● **THE REQUEST**
Write the data out again exactly, with no pictures.

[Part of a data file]
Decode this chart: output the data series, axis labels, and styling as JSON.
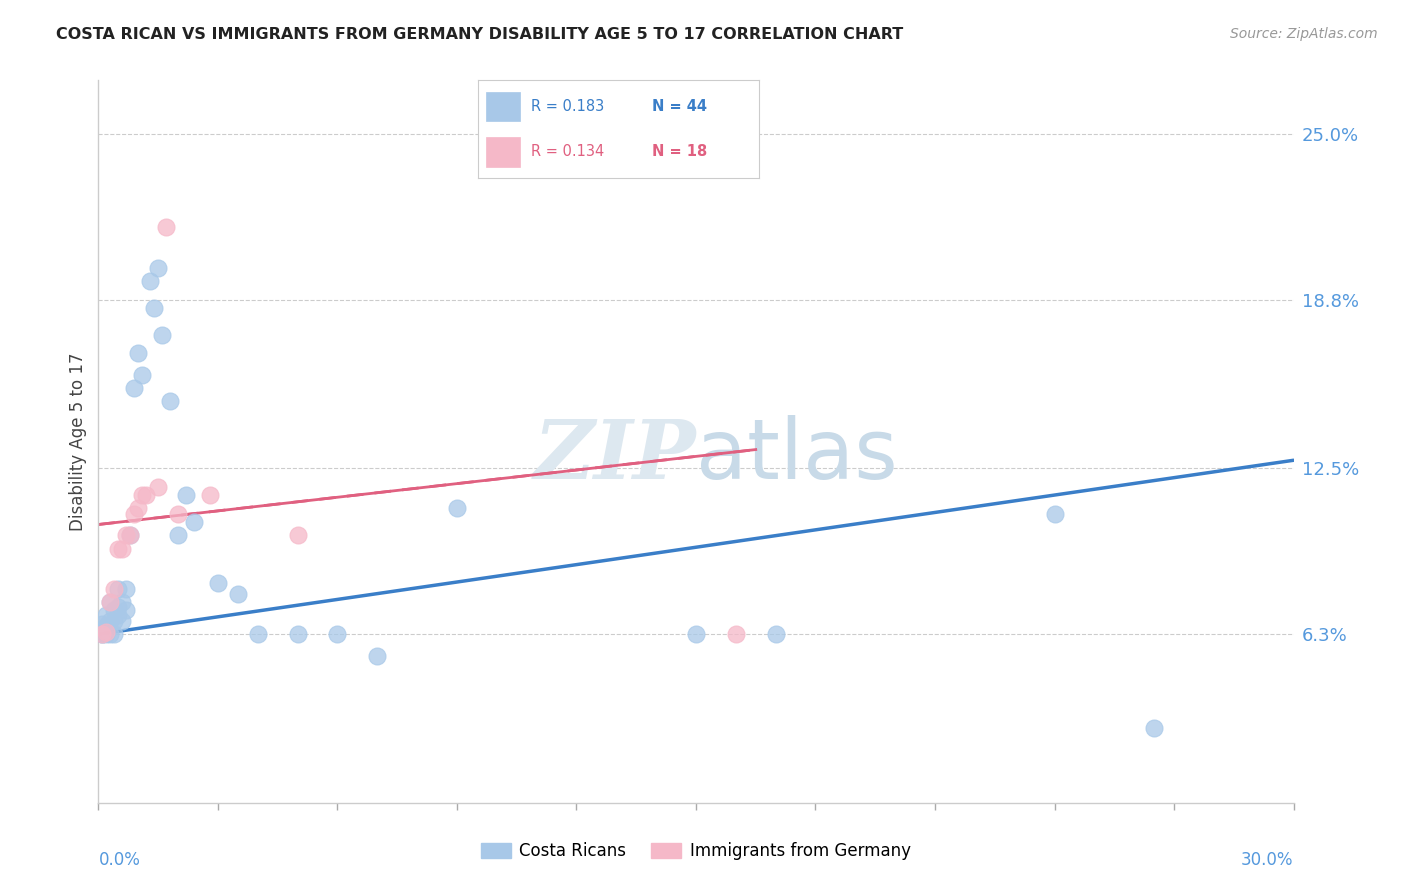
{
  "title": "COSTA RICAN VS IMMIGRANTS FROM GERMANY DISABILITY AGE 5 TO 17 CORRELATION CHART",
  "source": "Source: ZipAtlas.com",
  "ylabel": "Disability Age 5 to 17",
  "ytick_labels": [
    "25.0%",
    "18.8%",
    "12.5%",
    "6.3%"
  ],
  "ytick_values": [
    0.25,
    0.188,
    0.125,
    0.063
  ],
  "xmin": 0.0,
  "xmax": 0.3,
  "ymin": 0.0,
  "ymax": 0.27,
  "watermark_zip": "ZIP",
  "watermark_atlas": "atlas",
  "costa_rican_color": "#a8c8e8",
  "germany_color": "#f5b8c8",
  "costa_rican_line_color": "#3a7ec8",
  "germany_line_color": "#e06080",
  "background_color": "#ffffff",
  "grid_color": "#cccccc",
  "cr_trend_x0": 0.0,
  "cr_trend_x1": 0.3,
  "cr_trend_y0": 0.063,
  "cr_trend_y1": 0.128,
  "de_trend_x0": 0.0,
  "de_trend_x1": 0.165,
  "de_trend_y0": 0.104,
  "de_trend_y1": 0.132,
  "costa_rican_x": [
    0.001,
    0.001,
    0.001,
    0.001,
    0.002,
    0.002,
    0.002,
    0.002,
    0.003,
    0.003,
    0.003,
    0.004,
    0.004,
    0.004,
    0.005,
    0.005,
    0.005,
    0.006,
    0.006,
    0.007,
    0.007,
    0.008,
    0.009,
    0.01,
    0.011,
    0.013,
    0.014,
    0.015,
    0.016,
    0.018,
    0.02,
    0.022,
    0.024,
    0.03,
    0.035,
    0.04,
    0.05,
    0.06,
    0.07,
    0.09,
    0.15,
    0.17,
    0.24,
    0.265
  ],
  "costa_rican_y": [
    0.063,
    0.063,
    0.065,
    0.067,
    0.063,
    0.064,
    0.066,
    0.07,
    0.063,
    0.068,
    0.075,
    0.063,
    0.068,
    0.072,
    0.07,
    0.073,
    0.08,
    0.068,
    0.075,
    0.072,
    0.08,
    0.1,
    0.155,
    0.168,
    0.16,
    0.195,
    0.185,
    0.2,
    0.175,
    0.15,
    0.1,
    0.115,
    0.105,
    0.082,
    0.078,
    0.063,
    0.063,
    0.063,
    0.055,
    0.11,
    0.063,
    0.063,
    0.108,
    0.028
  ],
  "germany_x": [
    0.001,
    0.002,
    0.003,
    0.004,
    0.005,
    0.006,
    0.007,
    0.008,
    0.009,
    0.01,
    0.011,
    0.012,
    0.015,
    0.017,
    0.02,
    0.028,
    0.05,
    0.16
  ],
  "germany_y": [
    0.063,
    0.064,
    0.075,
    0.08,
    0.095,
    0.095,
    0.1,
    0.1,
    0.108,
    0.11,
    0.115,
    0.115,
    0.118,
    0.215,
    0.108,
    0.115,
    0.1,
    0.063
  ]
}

● **OUTPUT OF THE TASK**
Decode this chart: output the data series, axis labels, and styling as JSON.
{
  "title": "COSTA RICAN VS IMMIGRANTS FROM GERMANY DISABILITY AGE 5 TO 17 CORRELATION CHART",
  "source": "Source: ZipAtlas.com",
  "ylabel": "Disability Age 5 to 17",
  "ytick_labels": [
    "25.0%",
    "18.8%",
    "12.5%",
    "6.3%"
  ],
  "ytick_values": [
    0.25,
    0.188,
    0.125,
    0.063
  ],
  "xmin": 0.0,
  "xmax": 0.3,
  "ymin": 0.0,
  "ymax": 0.27,
  "watermark_zip": "ZIP",
  "watermark_atlas": "atlas",
  "costa_rican_color": "#a8c8e8",
  "germany_color": "#f5b8c8",
  "costa_rican_line_color": "#3a7ec8",
  "germany_line_color": "#e06080",
  "background_color": "#ffffff",
  "grid_color": "#cccccc",
  "cr_trend_x0": 0.0,
  "cr_trend_x1": 0.3,
  "cr_trend_y0": 0.063,
  "cr_trend_y1": 0.128,
  "de_trend_x0": 0.0,
  "de_trend_x1": 0.165,
  "de_trend_y0": 0.104,
  "de_trend_y1": 0.132,
  "costa_rican_x": [
    0.001,
    0.001,
    0.001,
    0.001,
    0.002,
    0.002,
    0.002,
    0.002,
    0.003,
    0.003,
    0.003,
    0.004,
    0.004,
    0.004,
    0.005,
    0.005,
    0.005,
    0.006,
    0.006,
    0.007,
    0.007,
    0.008,
    0.009,
    0.01,
    0.011,
    0.013,
    0.014,
    0.015,
    0.016,
    0.018,
    0.02,
    0.022,
    0.024,
    0.03,
    0.035,
    0.04,
    0.05,
    0.06,
    0.07,
    0.09,
    0.15,
    0.17,
    0.24,
    0.265
  ],
  "costa_rican_y": [
    0.063,
    0.063,
    0.065,
    0.067,
    0.063,
    0.064,
    0.066,
    0.07,
    0.063,
    0.068,
    0.075,
    0.063,
    0.068,
    0.072,
    0.07,
    0.073,
    0.08,
    0.068,
    0.075,
    0.072,
    0.08,
    0.1,
    0.155,
    0.168,
    0.16,
    0.195,
    0.185,
    0.2,
    0.175,
    0.15,
    0.1,
    0.115,
    0.105,
    0.082,
    0.078,
    0.063,
    0.063,
    0.063,
    0.055,
    0.11,
    0.063,
    0.063,
    0.108,
    0.028
  ],
  "germany_x": [
    0.001,
    0.002,
    0.003,
    0.004,
    0.005,
    0.006,
    0.007,
    0.008,
    0.009,
    0.01,
    0.011,
    0.012,
    0.015,
    0.017,
    0.02,
    0.028,
    0.05,
    0.16
  ],
  "germany_y": [
    0.063,
    0.064,
    0.075,
    0.08,
    0.095,
    0.095,
    0.1,
    0.1,
    0.108,
    0.11,
    0.115,
    0.115,
    0.118,
    0.215,
    0.108,
    0.115,
    0.1,
    0.063
  ]
}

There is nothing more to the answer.